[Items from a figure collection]
▬▬▬▬▬▬▬▬▬▬
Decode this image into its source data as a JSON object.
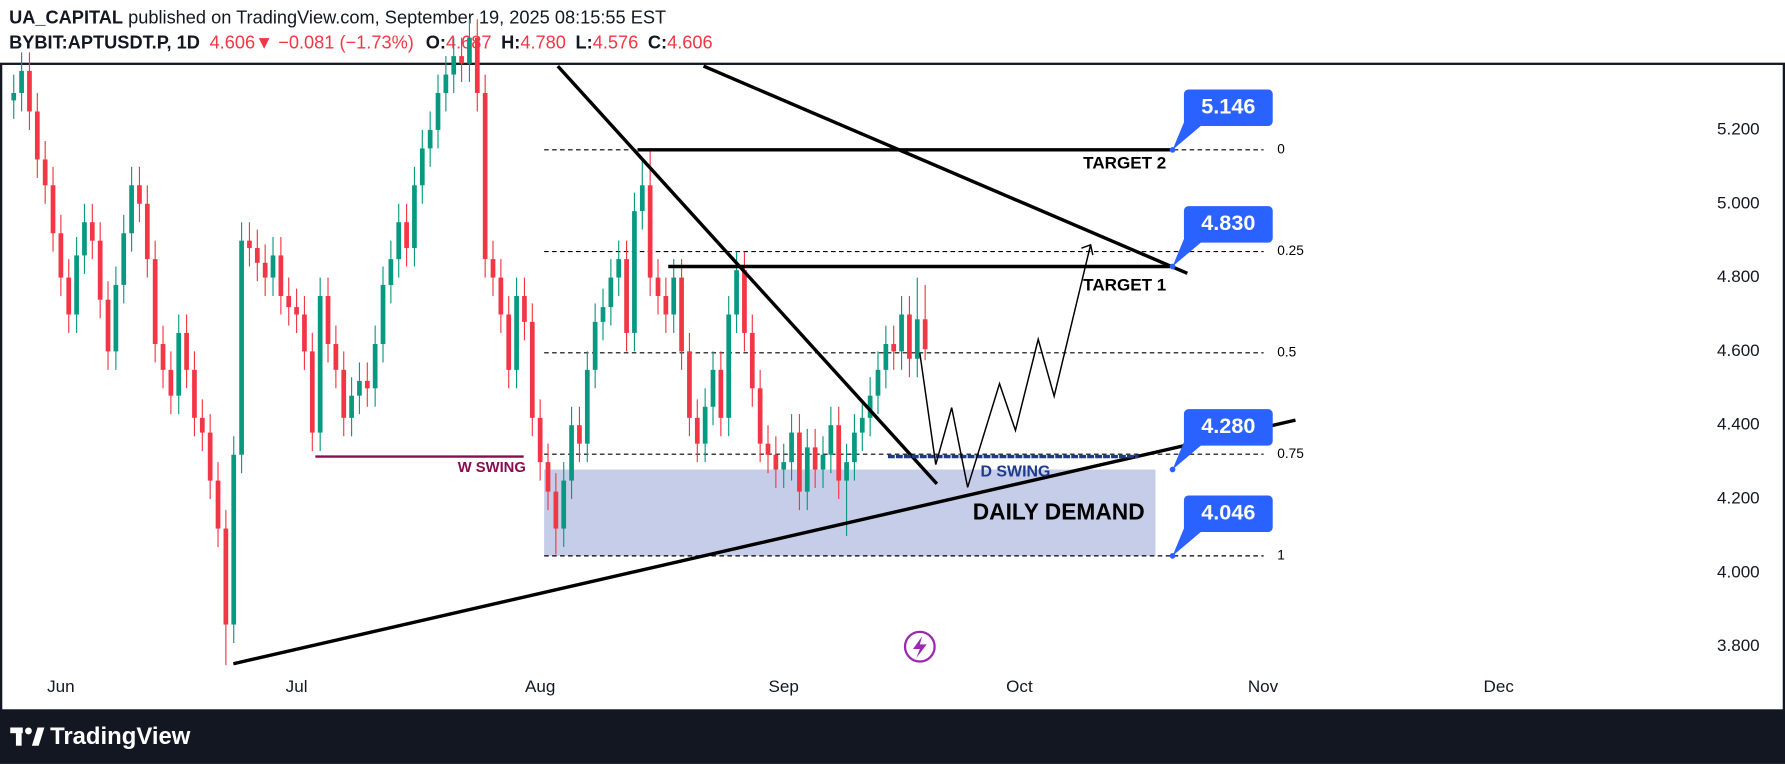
{
  "header": {
    "author": "UA_CAPITAL",
    "published": "published on TradingView.com, September 19, 2025 08:15:55 EST",
    "symbol": "BYBIT:APTUSDT.P, 1D",
    "last": "4.606",
    "arrow": "▼",
    "change": "−0.081 (−1.73%)",
    "ohlc": [
      {
        "label": "O:",
        "value": "4.687"
      },
      {
        "label": "H:",
        "value": "4.780"
      },
      {
        "label": "L:",
        "value": "4.576"
      },
      {
        "label": "C:",
        "value": "4.606"
      }
    ]
  },
  "chart_data": {
    "type": "candlestick",
    "up_color": "#089981",
    "down_color": "#f23645",
    "open": [
      5.28,
      5.3,
      5.36,
      5.25,
      5.12,
      5.05,
      4.92,
      4.8,
      4.7,
      4.86,
      4.95,
      4.9,
      4.74,
      4.6,
      4.78,
      4.92,
      5.05,
      5.0,
      4.85,
      4.62,
      4.55,
      4.48,
      4.65,
      4.55,
      4.42,
      4.38,
      4.25,
      4.12,
      3.86,
      4.32,
      4.9,
      4.88,
      4.84,
      4.8,
      4.86,
      4.75,
      4.72,
      4.7,
      4.6,
      4.38,
      4.75,
      4.62,
      4.55,
      4.42,
      4.48,
      4.52,
      4.5,
      4.62,
      4.78,
      4.85,
      4.95,
      4.88,
      5.05,
      5.15,
      5.2,
      5.3,
      5.35,
      5.4,
      5.38,
      5.45,
      5.3,
      4.85,
      4.8,
      4.7,
      4.55,
      4.75,
      4.68,
      4.42,
      4.3,
      4.22,
      4.12,
      4.25,
      4.4,
      4.35,
      4.55,
      4.68,
      4.72,
      4.8,
      4.85,
      4.65,
      4.98,
      5.05,
      4.8,
      4.75,
      4.7,
      4.8,
      4.6,
      4.42,
      4.35,
      4.45,
      4.55,
      4.42,
      4.7,
      4.82,
      4.65,
      4.5,
      4.35,
      4.32,
      4.28,
      4.3,
      4.38,
      4.22,
      4.34,
      4.28,
      4.32,
      4.4,
      4.25,
      4.3,
      4.38,
      4.42,
      4.48,
      4.55,
      4.62,
      4.6,
      4.7,
      4.58,
      4.687
    ],
    "high": [
      5.35,
      5.41,
      5.41,
      5.3,
      5.17,
      5.1,
      4.97,
      4.85,
      4.91,
      5.0,
      5.0,
      4.95,
      4.79,
      4.83,
      4.97,
      5.1,
      5.1,
      5.05,
      4.9,
      4.67,
      4.6,
      4.7,
      4.7,
      4.6,
      4.47,
      4.43,
      4.3,
      4.17,
      4.37,
      4.95,
      4.95,
      4.93,
      4.89,
      4.91,
      4.91,
      4.8,
      4.77,
      4.75,
      4.65,
      4.8,
      4.8,
      4.67,
      4.6,
      4.53,
      4.57,
      4.57,
      4.67,
      4.83,
      4.9,
      5.0,
      5.0,
      5.1,
      5.2,
      5.25,
      5.35,
      5.4,
      5.45,
      5.45,
      5.5,
      5.5,
      5.35,
      4.9,
      4.85,
      4.75,
      4.8,
      4.8,
      4.73,
      4.47,
      4.35,
      4.27,
      4.3,
      4.45,
      4.45,
      4.6,
      4.73,
      4.77,
      4.85,
      4.9,
      4.9,
      5.03,
      5.12,
      5.15,
      4.85,
      4.8,
      4.85,
      4.85,
      4.65,
      4.47,
      4.5,
      4.6,
      4.6,
      4.75,
      4.87,
      4.87,
      4.7,
      4.55,
      4.4,
      4.37,
      4.35,
      4.43,
      4.43,
      4.39,
      4.39,
      4.37,
      4.45,
      4.45,
      4.35,
      4.43,
      4.47,
      4.53,
      4.6,
      4.67,
      4.67,
      4.75,
      4.75,
      4.8,
      4.78
    ],
    "low": [
      5.23,
      5.25,
      5.2,
      5.07,
      5.0,
      4.87,
      4.75,
      4.65,
      4.65,
      4.81,
      4.85,
      4.69,
      4.55,
      4.55,
      4.73,
      4.87,
      4.95,
      4.8,
      4.57,
      4.5,
      4.43,
      4.43,
      4.5,
      4.37,
      4.33,
      4.2,
      4.07,
      3.75,
      3.81,
      4.27,
      4.83,
      4.79,
      4.75,
      4.75,
      4.7,
      4.67,
      4.65,
      4.55,
      4.33,
      4.33,
      4.57,
      4.5,
      4.37,
      4.37,
      4.43,
      4.45,
      4.45,
      4.57,
      4.73,
      4.8,
      4.83,
      4.83,
      5.0,
      5.1,
      5.15,
      5.25,
      5.3,
      5.33,
      5.33,
      5.25,
      4.8,
      4.75,
      4.65,
      4.5,
      4.5,
      4.63,
      4.37,
      4.25,
      4.17,
      4.05,
      4.07,
      4.2,
      4.3,
      4.3,
      4.5,
      4.63,
      4.67,
      4.75,
      4.6,
      4.6,
      4.93,
      4.75,
      4.7,
      4.65,
      4.65,
      4.55,
      4.37,
      4.3,
      4.3,
      4.4,
      4.37,
      4.37,
      4.65,
      4.6,
      4.45,
      4.3,
      4.27,
      4.23,
      4.23,
      4.25,
      4.17,
      4.17,
      4.23,
      4.23,
      4.27,
      4.2,
      4.1,
      4.25,
      4.33,
      4.37,
      4.43,
      4.5,
      4.55,
      4.55,
      4.53,
      4.53,
      4.576
    ],
    "close": [
      5.3,
      5.36,
      5.25,
      5.12,
      5.05,
      4.92,
      4.8,
      4.7,
      4.86,
      4.95,
      4.9,
      4.74,
      4.6,
      4.78,
      4.92,
      5.05,
      5.0,
      4.85,
      4.62,
      4.55,
      4.48,
      4.65,
      4.55,
      4.42,
      4.38,
      4.25,
      4.12,
      3.86,
      4.32,
      4.9,
      4.88,
      4.84,
      4.8,
      4.86,
      4.75,
      4.72,
      4.7,
      4.6,
      4.38,
      4.75,
      4.62,
      4.55,
      4.42,
      4.48,
      4.52,
      4.5,
      4.62,
      4.78,
      4.85,
      4.95,
      4.88,
      5.05,
      5.15,
      5.2,
      5.3,
      5.35,
      5.4,
      5.38,
      5.45,
      5.3,
      4.85,
      4.8,
      4.7,
      4.55,
      4.75,
      4.68,
      4.42,
      4.3,
      4.22,
      4.12,
      4.25,
      4.4,
      4.35,
      4.55,
      4.68,
      4.72,
      4.8,
      4.85,
      4.65,
      4.98,
      5.05,
      4.8,
      4.75,
      4.7,
      4.8,
      4.6,
      4.42,
      4.35,
      4.45,
      4.55,
      4.42,
      4.7,
      4.82,
      4.65,
      4.5,
      4.35,
      4.32,
      4.28,
      4.3,
      4.38,
      4.22,
      4.34,
      4.28,
      4.32,
      4.4,
      4.25,
      4.3,
      4.38,
      4.42,
      4.48,
      4.55,
      4.62,
      4.6,
      4.7,
      4.58,
      4.687,
      4.606
    ],
    "xlim": [
      -0.3,
      212.4
    ],
    "xticks": [
      {
        "value": 6,
        "label": "Jun"
      },
      {
        "value": 36,
        "label": "Jul"
      },
      {
        "value": 67,
        "label": "Aug"
      },
      {
        "value": 98,
        "label": "Sep"
      },
      {
        "value": 128,
        "label": "Oct"
      },
      {
        "value": 159,
        "label": "Nov"
      },
      {
        "value": 189,
        "label": "Dec"
      }
    ],
    "ylim": [
      3.726,
      5.376
    ],
    "yticks": [
      {
        "value": 3.8,
        "label": "3.800"
      },
      {
        "value": 4.0,
        "label": "4.000"
      },
      {
        "value": 4.2,
        "label": "4.200"
      },
      {
        "value": 4.4,
        "label": "4.400"
      },
      {
        "value": 4.6,
        "label": "4.600"
      },
      {
        "value": 4.8,
        "label": "4.800"
      },
      {
        "value": 5.0,
        "label": "5.000"
      },
      {
        "value": 5.2,
        "label": "5.200"
      }
    ],
    "fib_levels": [
      {
        "level": 0,
        "price": 5.146
      },
      {
        "level": 0.25,
        "price": 4.8705
      },
      {
        "level": 0.5,
        "price": 4.596
      },
      {
        "level": 0.75,
        "price": 4.3215
      },
      {
        "level": 1,
        "price": 4.046
      }
    ],
    "price_labels": [
      {
        "value": 5.146,
        "label": "5.146"
      },
      {
        "value": 4.83,
        "label": "4.830"
      },
      {
        "value": 4.28,
        "label": "4.280"
      },
      {
        "value": 4.046,
        "label": "4.046"
      }
    ],
    "annotations": [
      "TARGET 2",
      "TARGET 1",
      "W SWING",
      "D SWING",
      "DAILY DEMAND"
    ]
  },
  "footer": {
    "brand": "TradingView"
  }
}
▬▬▬▬▬▬▬▬▬▬
▸ **To be done**:
Using the listing above, list every line in which the string "TradingView" occurs.

▸ **Output**:
    "published": "published on TradingView.com, September 19, 2025 08:15:55 EST",
    "brand": "TradingView"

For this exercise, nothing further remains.